◆ **Brief**
Review the material line by line. Identify and copy every line that contains the string "flag".

Rows from a figure dataset

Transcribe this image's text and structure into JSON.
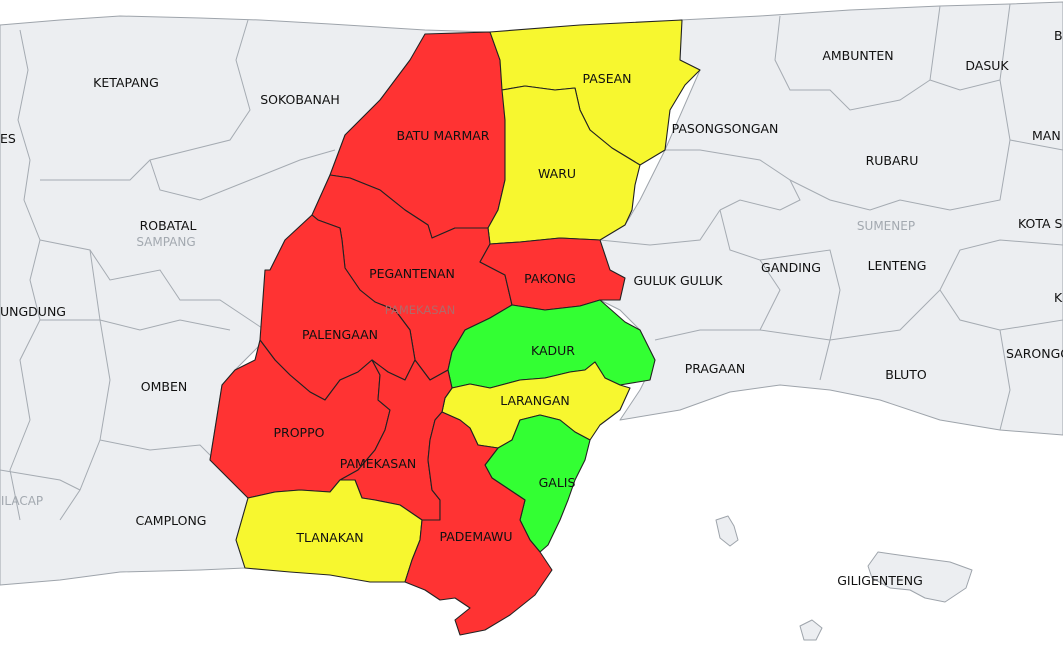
{
  "legend_colors": {
    "red": "#ff3333",
    "yellow": "#f7f72f",
    "green": "#33ff33",
    "land": "#eceef1",
    "sea": "#ffffff"
  },
  "regions": {
    "sampang": "SAMPANG",
    "pamekasan": "PAMEKASAN",
    "sumenep": "SUMENEP",
    "cilacap_partial": "ILACAP"
  },
  "pamekasan_districts": [
    {
      "name": "BATU MARMAR",
      "category": "red"
    },
    {
      "name": "PASEAN",
      "category": "yellow"
    },
    {
      "name": "WARU",
      "category": "yellow"
    },
    {
      "name": "PEGANTENAN",
      "category": "red"
    },
    {
      "name": "PAKONG",
      "category": "red"
    },
    {
      "name": "PALENGAAN",
      "category": "red"
    },
    {
      "name": "KADUR",
      "category": "green"
    },
    {
      "name": "LARANGAN",
      "category": "yellow"
    },
    {
      "name": "PROPPO",
      "category": "red"
    },
    {
      "name": "PAMEKASAN",
      "category": "red"
    },
    {
      "name": "GALIS",
      "category": "green"
    },
    {
      "name": "TLANAKAN",
      "category": "yellow"
    },
    {
      "name": "PADEMAWU",
      "category": "red"
    }
  ],
  "other_labels": {
    "ketapang": "KETAPANG",
    "sokobanah": "SOKOBANAH",
    "robatal": "ROBATAL",
    "kedungdung_partial": "UNGDUNG",
    "omben": "OMBEN",
    "camplong": "CAMPLONG",
    "es_partial": "ES",
    "ambunten": "AMBUNTEN",
    "dasuk": "DASUK",
    "pasongsongan": "PASONGSONGAN",
    "rubaru": "RUBARU",
    "manding_partial": "MAN",
    "guluk_guluk": "GULUK GULUK",
    "ganding": "GANDING",
    "lenteng": "LENTENG",
    "kota_partial": "KOTA SU",
    "pragaan": "PRAGAAN",
    "bluto": "BLUTO",
    "saronggi_partial": "SARONGG",
    "giligenteng": "GILIGENTENG",
    "b_partial": "B",
    "k_partial": "K"
  }
}
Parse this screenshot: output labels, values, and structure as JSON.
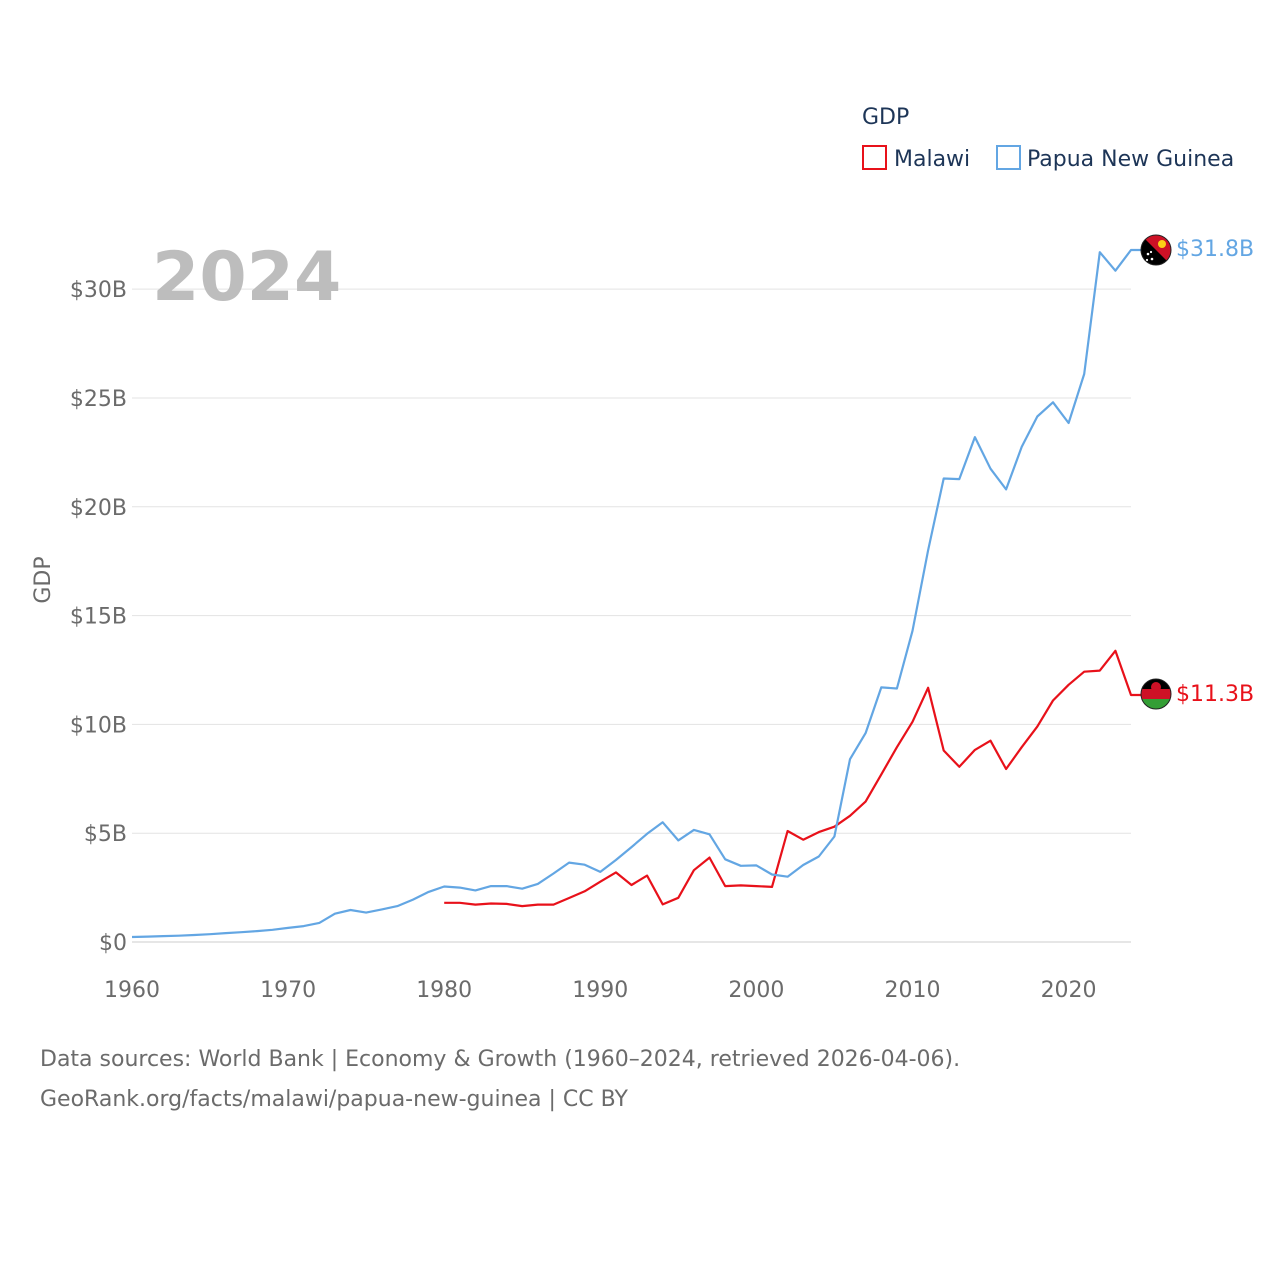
{
  "chart_data": {
    "type": "line",
    "title": "",
    "year_label": "2024",
    "legend_title": "GDP",
    "legend_placement": "top-right",
    "xlabel": "",
    "ylabel": "GDP",
    "xlim": [
      1960,
      2024
    ],
    "ylim": [
      0,
      32
    ],
    "x_ticks": [
      1960,
      1970,
      1980,
      1990,
      2000,
      2010,
      2020
    ],
    "y_ticks": [
      {
        "value": 0,
        "label": "$0"
      },
      {
        "value": 5,
        "label": "$5B"
      },
      {
        "value": 10,
        "label": "$10B"
      },
      {
        "value": 15,
        "label": "$15B"
      },
      {
        "value": 20,
        "label": "$20B"
      },
      {
        "value": 25,
        "label": "$25B"
      },
      {
        "value": 30,
        "label": "$30B"
      }
    ],
    "grid": true,
    "series": [
      {
        "name": "Malawi",
        "color": "#e8111a",
        "end_label": "$11.3B",
        "flag": "malawi-flag",
        "points": [
          [
            1980,
            1.8
          ],
          [
            1981,
            1.8
          ],
          [
            1982,
            1.72
          ],
          [
            1983,
            1.77
          ],
          [
            1984,
            1.75
          ],
          [
            1985,
            1.65
          ],
          [
            1986,
            1.72
          ],
          [
            1987,
            1.72
          ],
          [
            1988,
            2.02
          ],
          [
            1989,
            2.33
          ],
          [
            1990,
            2.77
          ],
          [
            1991,
            3.2
          ],
          [
            1992,
            2.62
          ],
          [
            1993,
            3.05
          ],
          [
            1994,
            1.73
          ],
          [
            1995,
            2.03
          ],
          [
            1996,
            3.3
          ],
          [
            1997,
            3.88
          ],
          [
            1998,
            2.57
          ],
          [
            1999,
            2.6
          ],
          [
            2000,
            2.57
          ],
          [
            2001,
            2.53
          ],
          [
            2002,
            5.1
          ],
          [
            2003,
            4.7
          ],
          [
            2004,
            5.05
          ],
          [
            2005,
            5.3
          ],
          [
            2006,
            5.8
          ],
          [
            2007,
            6.45
          ],
          [
            2008,
            7.7
          ],
          [
            2009,
            8.95
          ],
          [
            2010,
            10.12
          ],
          [
            2011,
            11.68
          ],
          [
            2012,
            8.8
          ],
          [
            2013,
            8.05
          ],
          [
            2014,
            8.83
          ],
          [
            2015,
            9.25
          ],
          [
            2016,
            7.95
          ],
          [
            2017,
            8.95
          ],
          [
            2018,
            9.9
          ],
          [
            2019,
            11.1
          ],
          [
            2020,
            11.82
          ],
          [
            2021,
            12.42
          ],
          [
            2022,
            12.47
          ],
          [
            2023,
            13.38
          ],
          [
            2024,
            11.35
          ]
        ]
      },
      {
        "name": "Papua New Guinea",
        "color": "#63a6e3",
        "end_label": "$31.8B",
        "flag": "papua-new-guinea-flag",
        "points": [
          [
            1960,
            0.23
          ],
          [
            1961,
            0.25
          ],
          [
            1962,
            0.27
          ],
          [
            1963,
            0.29
          ],
          [
            1964,
            0.32
          ],
          [
            1965,
            0.36
          ],
          [
            1966,
            0.41
          ],
          [
            1967,
            0.45
          ],
          [
            1968,
            0.5
          ],
          [
            1969,
            0.56
          ],
          [
            1970,
            0.65
          ],
          [
            1971,
            0.73
          ],
          [
            1972,
            0.88
          ],
          [
            1973,
            1.3
          ],
          [
            1974,
            1.47
          ],
          [
            1975,
            1.35
          ],
          [
            1976,
            1.5
          ],
          [
            1977,
            1.65
          ],
          [
            1978,
            1.95
          ],
          [
            1979,
            2.3
          ],
          [
            1980,
            2.55
          ],
          [
            1981,
            2.5
          ],
          [
            1982,
            2.37
          ],
          [
            1983,
            2.57
          ],
          [
            1984,
            2.57
          ],
          [
            1985,
            2.45
          ],
          [
            1986,
            2.67
          ],
          [
            1987,
            3.15
          ],
          [
            1988,
            3.65
          ],
          [
            1989,
            3.55
          ],
          [
            1990,
            3.22
          ],
          [
            1991,
            3.77
          ],
          [
            1992,
            4.36
          ],
          [
            1993,
            4.97
          ],
          [
            1994,
            5.5
          ],
          [
            1995,
            4.67
          ],
          [
            1996,
            5.15
          ],
          [
            1997,
            4.95
          ],
          [
            1998,
            3.8
          ],
          [
            1999,
            3.5
          ],
          [
            2000,
            3.52
          ],
          [
            2001,
            3.1
          ],
          [
            2002,
            3.0
          ],
          [
            2003,
            3.54
          ],
          [
            2004,
            3.93
          ],
          [
            2005,
            4.85
          ],
          [
            2006,
            8.4
          ],
          [
            2007,
            9.6
          ],
          [
            2008,
            11.7
          ],
          [
            2009,
            11.65
          ],
          [
            2010,
            14.3
          ],
          [
            2011,
            18.0
          ],
          [
            2012,
            21.3
          ],
          [
            2013,
            21.27
          ],
          [
            2014,
            23.2
          ],
          [
            2015,
            21.75
          ],
          [
            2016,
            20.8
          ],
          [
            2017,
            22.75
          ],
          [
            2018,
            24.15
          ],
          [
            2019,
            24.8
          ],
          [
            2020,
            23.85
          ],
          [
            2021,
            26.1
          ],
          [
            2022,
            31.7
          ],
          [
            2023,
            30.85
          ],
          [
            2024,
            31.8
          ]
        ]
      }
    ]
  },
  "footer": {
    "line1": "Data sources: World Bank | Economy & Growth (1960–2024, retrieved 2026-04-06).",
    "line2": "GeoRank.org/facts/malawi/papua-new-guinea | CC BY"
  }
}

◆ **Solution to this exercise**
        "flag": "malawi-flag",
        "flag": "papua-new-guinea-flag",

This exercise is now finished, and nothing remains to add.